→ **Stated exercise**
Count every line that holds the string "nezaměstnaných", and report the number alone.

→ **Data provided**
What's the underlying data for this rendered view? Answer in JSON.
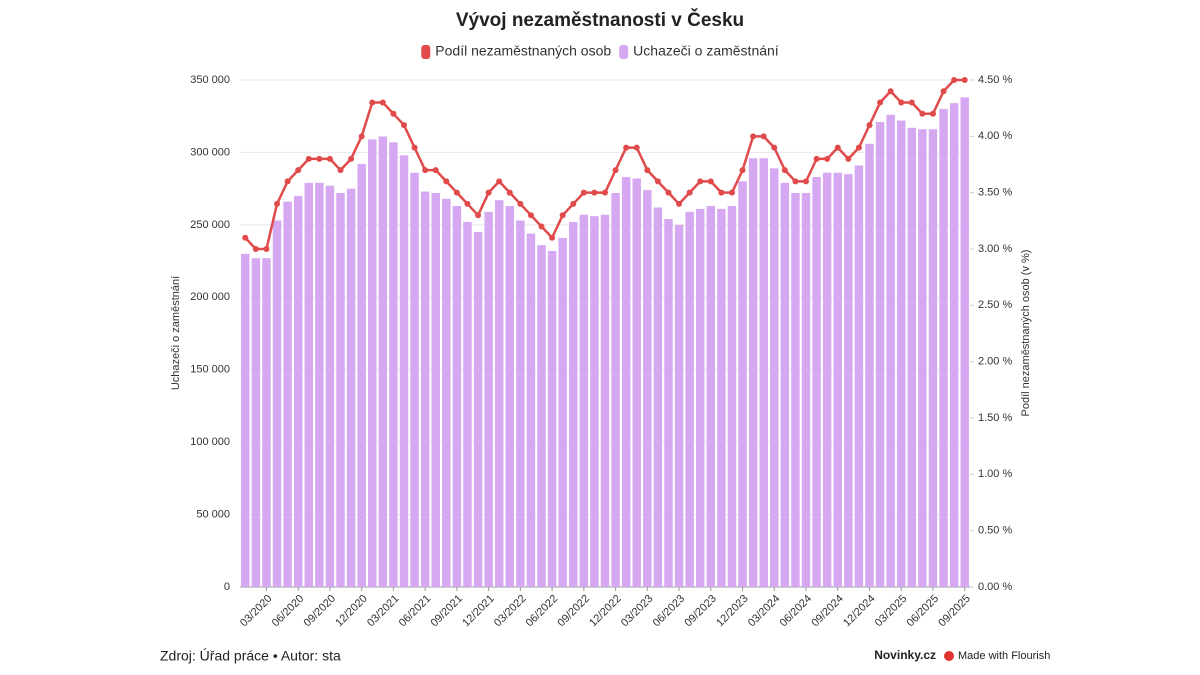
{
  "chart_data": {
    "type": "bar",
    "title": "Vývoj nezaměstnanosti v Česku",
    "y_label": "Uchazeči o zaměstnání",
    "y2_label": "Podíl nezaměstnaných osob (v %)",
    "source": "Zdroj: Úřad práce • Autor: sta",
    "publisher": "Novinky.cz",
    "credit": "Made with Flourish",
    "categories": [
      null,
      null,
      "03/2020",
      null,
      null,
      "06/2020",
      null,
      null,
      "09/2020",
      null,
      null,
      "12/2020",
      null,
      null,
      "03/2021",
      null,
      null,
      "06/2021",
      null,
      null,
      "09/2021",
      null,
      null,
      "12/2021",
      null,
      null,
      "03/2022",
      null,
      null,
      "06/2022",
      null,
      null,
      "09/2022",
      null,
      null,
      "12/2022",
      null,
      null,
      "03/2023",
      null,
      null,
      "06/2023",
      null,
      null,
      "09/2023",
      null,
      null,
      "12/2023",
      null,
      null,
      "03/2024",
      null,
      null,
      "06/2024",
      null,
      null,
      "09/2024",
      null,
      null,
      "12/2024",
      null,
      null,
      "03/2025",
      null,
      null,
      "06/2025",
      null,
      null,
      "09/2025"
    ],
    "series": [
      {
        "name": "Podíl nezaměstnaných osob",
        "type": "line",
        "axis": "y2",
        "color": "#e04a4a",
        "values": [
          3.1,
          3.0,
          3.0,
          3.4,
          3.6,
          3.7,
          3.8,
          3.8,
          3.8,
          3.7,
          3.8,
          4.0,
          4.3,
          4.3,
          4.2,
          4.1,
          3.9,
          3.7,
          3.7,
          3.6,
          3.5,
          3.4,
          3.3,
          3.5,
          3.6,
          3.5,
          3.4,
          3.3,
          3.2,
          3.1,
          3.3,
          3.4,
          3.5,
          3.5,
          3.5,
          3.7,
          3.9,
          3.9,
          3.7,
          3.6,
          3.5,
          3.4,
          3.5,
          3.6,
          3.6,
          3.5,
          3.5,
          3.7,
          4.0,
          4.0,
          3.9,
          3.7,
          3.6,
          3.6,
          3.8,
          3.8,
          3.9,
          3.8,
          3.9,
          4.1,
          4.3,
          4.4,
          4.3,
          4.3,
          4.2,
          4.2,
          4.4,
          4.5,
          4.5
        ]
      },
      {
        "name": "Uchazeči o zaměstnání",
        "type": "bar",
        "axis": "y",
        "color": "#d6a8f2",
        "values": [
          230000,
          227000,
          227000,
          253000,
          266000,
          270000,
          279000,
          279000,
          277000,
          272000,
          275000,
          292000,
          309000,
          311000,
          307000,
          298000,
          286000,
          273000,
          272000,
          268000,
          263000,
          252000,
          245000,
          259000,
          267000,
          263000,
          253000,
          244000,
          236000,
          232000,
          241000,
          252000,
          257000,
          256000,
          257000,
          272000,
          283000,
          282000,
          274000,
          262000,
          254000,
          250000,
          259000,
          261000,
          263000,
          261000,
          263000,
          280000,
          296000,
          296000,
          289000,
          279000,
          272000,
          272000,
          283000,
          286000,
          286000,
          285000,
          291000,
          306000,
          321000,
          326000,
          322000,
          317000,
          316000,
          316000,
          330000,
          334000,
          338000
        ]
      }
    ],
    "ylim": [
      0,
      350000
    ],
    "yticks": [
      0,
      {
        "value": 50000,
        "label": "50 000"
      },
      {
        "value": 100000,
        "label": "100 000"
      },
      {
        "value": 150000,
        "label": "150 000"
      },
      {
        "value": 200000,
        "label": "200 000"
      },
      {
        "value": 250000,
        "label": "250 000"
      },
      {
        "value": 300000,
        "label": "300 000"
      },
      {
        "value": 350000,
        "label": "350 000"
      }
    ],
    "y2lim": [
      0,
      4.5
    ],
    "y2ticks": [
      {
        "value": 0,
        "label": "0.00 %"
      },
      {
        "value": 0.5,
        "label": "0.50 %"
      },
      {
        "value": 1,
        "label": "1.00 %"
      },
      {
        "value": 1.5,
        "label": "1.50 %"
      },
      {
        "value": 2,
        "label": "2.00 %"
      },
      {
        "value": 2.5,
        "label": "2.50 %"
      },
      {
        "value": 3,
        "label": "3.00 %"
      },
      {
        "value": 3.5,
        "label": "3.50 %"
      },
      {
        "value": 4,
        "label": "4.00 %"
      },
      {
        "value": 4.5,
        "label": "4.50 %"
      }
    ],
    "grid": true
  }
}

→ **Exercise output**
2